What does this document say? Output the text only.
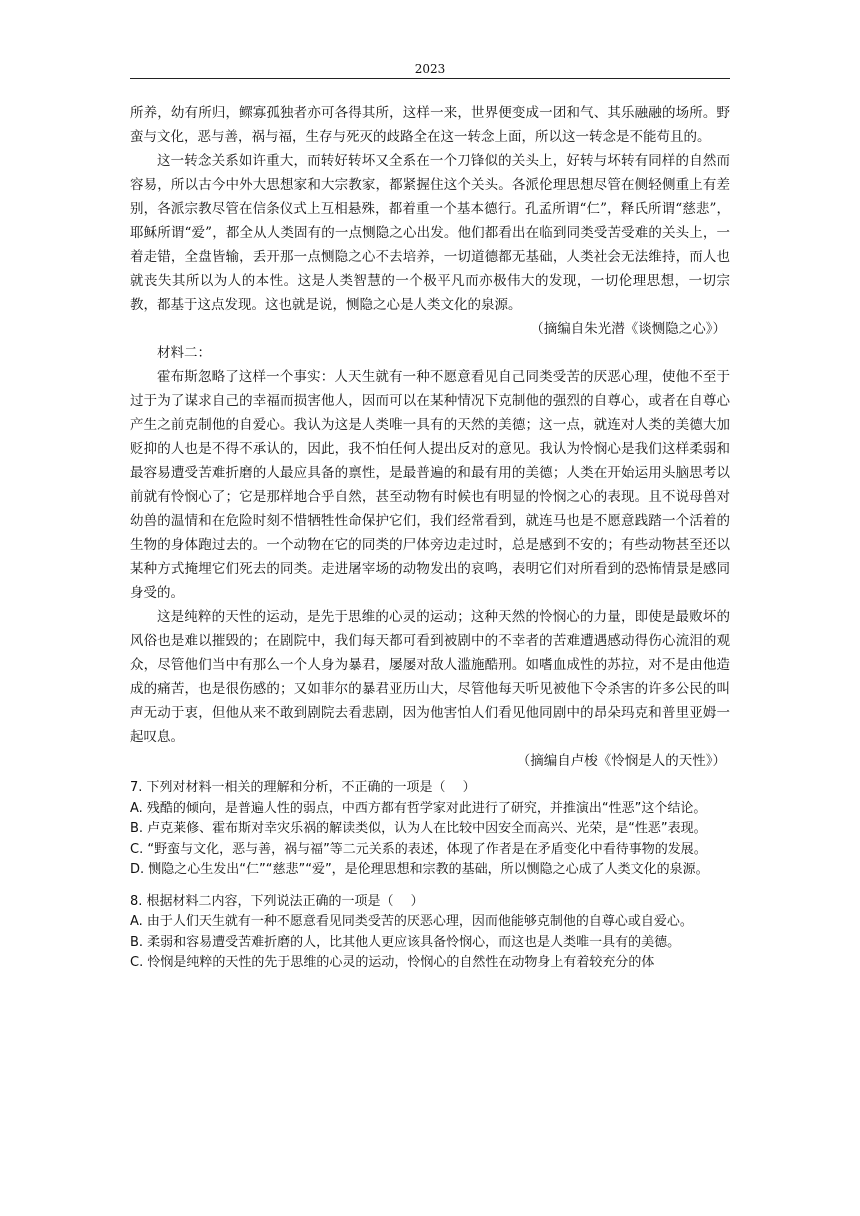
2023

所养，幼有所归，鳏寡孤独者亦可各得其所，这样一来，世界便变成一团和气、其乐融融的场所。野蛮与文化，恶与善，祸与福，生存与死灭的歧路全在这一转念上面，所以这一转念是不能苟且的。

这一转念关系如许重大，而转好转坏又全系在一个刀锋似的关头上，好转与坏转有同样的自然而容易，所以古今中外大思想家和大宗教家，都紧握住这个关头。各派伦理思想尽管在侧轻侧重上有差别，各派宗教尽管在信条仪式上互相悬殊，都着重一个基本德行。孔孟所谓“仁”，释氏所谓“慈悲”，耶稣所谓“爱”，都全从人类固有的一点恻隐之心出发。他们都看出在临到同类受苦受难的关头上，一着走错，全盘皆输，丢开那一点恻隐之心不去培养，一切道德都无基础，人类社会无法维持，而人也就丧失其所以为人的本性。这是人类智慧的一个极平凡而亦极伟大的发现，一切伦理思想，一切宗教，都基于这点发现。这也就是说，恻隐之心是人类文化的泉源。

（摘编自朱光潜《谈恻隐之心》）

材料二：

霍布斯忽略了这样一个事实：人天生就有一种不愿意看见自己同类受苦的厌恶心理，使他不至于过于为了谋求自己的幸福而损害他人，因而可以在某种情况下克制他的强烈的自尊心，或者在自尊心产生之前克制他的自爱心。我认为这是人类唯一具有的天然的美德；这一点，就连对人类的美德大加贬抑的人也是不得不承认的，因此，我不怕任何人提出反对的意见。我认为怜悯心是我们这样柔弱和最容易遭受苦难折磨的人最应具备的禀性，是最普遍的和最有用的美德；人类在开始运用头脑思考以前就有怜悯心了；它是那样地合乎自然，甚至动物有时候也有明显的怜悯之心的表现。且不说母兽对幼兽的温情和在危险时刻不惜牺牲性命保护它们，我们经常看到，就连马也是不愿意践踏一个活着的生物的身体跑过去的。一个动物在它的同类的尸体旁边走过时，总是感到不安的；有些动物甚至还以某种方式掩埋它们死去的同类。走进屠宰场的动物发出的哀鸣，表明它们对所看到的恐怖情景是感同身受的。

这是纯粹的天性的运动，是先于思维的心灵的运动；这种天然的怜悯心的力量，即使是最败坏的风俗也是难以摧毁的；在剧院中，我们每天都可看到被剧中的不幸者的苦难遭遇感动得伤心流泪的观众，尽管他们当中有那么一个人身为暴君，屡屡对敌人滥施酷刑。如嗜血成性的苏拉，对不是由他造成的痛苦，也是很伤感的；又如菲尔的暴君亚历山大，尽管他每天听见被他下令杀害的许多公民的叫声无动于衷，但他从来不敢到剧院去看悲剧，因为他害怕人们看见他同剧中的昂朵玛克和普里亚姆一起叹息。

（摘编自卢梭《怜悯是人的天性》）

7. 下列对材料一相关的理解和分析，不正确的一项是（　 ）

A. 残酷的倾向，是普遍人性的弱点，中西方都有哲学家对此进行了研究，并推演出“性恶”这个结论。

B. 卢克莱修、霍布斯对幸灾乐祸的解读类似，认为人在比较中因安全而高兴、光荣，是“性恶”表现。

C. “野蛮与文化，恶与善，祸与福”等二元关系的表述，体现了作者是在矛盾变化中看待事物的发展。

D. 恻隐之心生发出“仁”“慈悲”“爱”，是伦理思想和宗教的基础，所以恻隐之心成了人类文化的泉源。

8. 根据材料二内容，下列说法正确的一项是（　 ）

A. 由于人们天生就有一种不愿意看见同类受苦的厌恶心理，因而他能够克制他的自尊心或自爱心。

B. 柔弱和容易遭受苦难折磨的人，比其他人更应该具备怜悯心，而这也是人类唯一具有的美德。

C. 怜悯是纯粹的天性的先于思维的心灵的运动，怜悯心的自然性在动物身上有着较充分的体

=======

GIVEN TASK: Every record above should be written out again without change, except that the pictures are left out.

SOLUTION FOR THIS EXERCISE:
What does this document say? Output the text only.
2023

所养，幼有所归，鳏寡孤独者亦可各得其所，这样一来，世界便变成一团和气、其乐融融的场所。野蛮与文化，恶与善，祸与福，生存与死灭的歧路全在这一转念上面，所以这一转念是不能苟且的。

这一转念关系如许重大，而转好转坏又全系在一个刀锋似的关头上，好转与坏转有同样的自然而容易，所以古今中外大思想家和大宗教家，都紧握住这个关头。各派伦理思想尽管在侧轻侧重上有差别，各派宗教尽管在信条仪式上互相悬殊，都着重一个基本德行。孔孟所谓“仁”，释氏所谓“慈悲”，耶稣所谓“爱”，都全从人类固有的一点恻隐之心出发。他们都看出在临到同类受苦受难的关头上，一着走错，全盘皆输，丢开那一点恻隐之心不去培养，一切道德都无基础，人类社会无法维持，而人也就丧失其所以为人的本性。这是人类智慧的一个极平凡而亦极伟大的发现，一切伦理思想，一切宗教，都基于这点发现。这也就是说，恻隐之心是人类文化的泉源。

（摘编自朱光潜《谈恻隐之心》）

材料二：

霍布斯忽略了这样一个事实：人天生就有一种不愿意看见自己同类受苦的厌恶心理，使他不至于过于为了谋求自己的幸福而损害他人，因而可以在某种情况下克制他的强烈的自尊心，或者在自尊心产生之前克制他的自爱心。我认为这是人类唯一具有的天然的美德；这一点，就连对人类的美德大加贬抑的人也是不得不承认的，因此，我不怕任何人提出反对的意见。我认为怜悯心是我们这样柔弱和最容易遭受苦难折磨的人最应具备的禀性，是最普遍的和最有用的美德；人类在开始运用头脑思考以前就有怜悯心了；它是那样地合乎自然，甚至动物有时候也有明显的怜悯之心的表现。且不说母兽对幼兽的温情和在危险时刻不惜牺牲性命保护它们，我们经常看到，就连马也是不愿意践踏一个活着的生物的身体跑过去的。一个动物在它的同类的尸体旁边走过时，总是感到不安的；有些动物甚至还以某种方式掩埋它们死去的同类。走进屠宰场的动物发出的哀鸣，表明它们对所看到的恐怖情景是感同身受的。

这是纯粹的天性的运动，是先于思维的心灵的运动；这种天然的怜悯心的力量，即使是最败坏的风俗也是难以摧毁的；在剧院中，我们每天都可看到被剧中的不幸者的苦难遭遇感动得伤心流泪的观众，尽管他们当中有那么一个人身为暴君，屡屡对敌人滥施酷刑。如嗜血成性的苏拉，对不是由他造成的痛苦，也是很伤感的；又如菲尔的暴君亚历山大，尽管他每天听见被他下令杀害的许多公民的叫声无动于衷，但他从来不敢到剧院去看悲剧，因为他害怕人们看见他同剧中的昂朵玛克和普里亚姆一起叹息。

（摘编自卢梭《怜悯是人的天性》）

7. 下列对材料一相关的理解和分析，不正确的一项是（　 ）

A. 残酷的倾向，是普遍人性的弱点，中西方都有哲学家对此进行了研究，并推演出“性恶”这个结论。

B. 卢克莱修、霍布斯对幸灾乐祸的解读类似，认为人在比较中因安全而高兴、光荣，是“性恶”表现。

C. “野蛮与文化，恶与善，祸与福”等二元关系的表述，体现了作者是在矛盾变化中看待事物的发展。

D. 恻隐之心生发出“仁”“慈悲”“爱”，是伦理思想和宗教的基础，所以恻隐之心成了人类文化的泉源。

8. 根据材料二内容，下列说法正确的一项是（　 ）

A. 由于人们天生就有一种不愿意看见同类受苦的厌恶心理，因而他能够克制他的自尊心或自爱心。

B. 柔弱和容易遭受苦难折磨的人，比其他人更应该具备怜悯心，而这也是人类唯一具有的美德。

C. 怜悯是纯粹的天性的先于思维的心灵的运动，怜悯心的自然性在动物身上有着较充分的体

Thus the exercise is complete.